**WORK TO DO**
Copy each line exactly. Leave nothing out.

**EXTRACTED INFORMATION**

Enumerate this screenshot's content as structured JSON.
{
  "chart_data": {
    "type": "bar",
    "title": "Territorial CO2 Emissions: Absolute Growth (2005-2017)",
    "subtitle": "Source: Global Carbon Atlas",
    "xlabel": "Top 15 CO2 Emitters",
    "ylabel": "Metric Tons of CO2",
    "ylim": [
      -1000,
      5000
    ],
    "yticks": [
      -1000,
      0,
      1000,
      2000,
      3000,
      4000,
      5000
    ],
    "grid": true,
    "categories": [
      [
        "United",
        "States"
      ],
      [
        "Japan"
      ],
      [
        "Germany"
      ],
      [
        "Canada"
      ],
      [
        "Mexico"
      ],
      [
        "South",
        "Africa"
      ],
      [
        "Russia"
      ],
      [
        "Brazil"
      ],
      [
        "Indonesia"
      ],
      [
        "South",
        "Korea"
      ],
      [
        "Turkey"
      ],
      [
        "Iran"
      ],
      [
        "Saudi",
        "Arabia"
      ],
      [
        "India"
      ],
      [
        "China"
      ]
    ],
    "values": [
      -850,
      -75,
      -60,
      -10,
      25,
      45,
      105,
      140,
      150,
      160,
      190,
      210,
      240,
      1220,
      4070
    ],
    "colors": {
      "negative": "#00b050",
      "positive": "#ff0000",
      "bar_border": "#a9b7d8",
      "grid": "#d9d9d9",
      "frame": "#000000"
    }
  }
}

**TASK OUTPUT**
Enumerate this screenshot's content as structured JSON.
{
  "chart_data": {
    "type": "bar",
    "title": "Territorial CO2 Emissions: Absolute Growth (2005-2017)",
    "subtitle": "Source: Global Carbon Atlas",
    "xlabel": "Top 15 CO2 Emitters",
    "ylabel": "Metric Tons of CO2",
    "ylim": [
      -1000,
      5000
    ],
    "yticks": [
      -1000,
      0,
      1000,
      2000,
      3000,
      4000,
      5000
    ],
    "grid": true,
    "categories": [
      [
        "United",
        "States"
      ],
      [
        "Japan"
      ],
      [
        "Germany"
      ],
      [
        "Canada"
      ],
      [
        "Mexico"
      ],
      [
        "South",
        "Africa"
      ],
      [
        "Russia"
      ],
      [
        "Brazil"
      ],
      [
        "Indonesia"
      ],
      [
        "South",
        "Korea"
      ],
      [
        "Turkey"
      ],
      [
        "Iran"
      ],
      [
        "Saudi",
        "Arabia"
      ],
      [
        "India"
      ],
      [
        "China"
      ]
    ],
    "values": [
      -850,
      -75,
      -60,
      -10,
      25,
      45,
      105,
      140,
      150,
      160,
      190,
      210,
      240,
      1220,
      4070
    ],
    "colors": {
      "negative": "#00b050",
      "positive": "#ff0000",
      "bar_border": "#a9b7d8",
      "grid": "#d9d9d9",
      "frame": "#000000"
    }
  }
}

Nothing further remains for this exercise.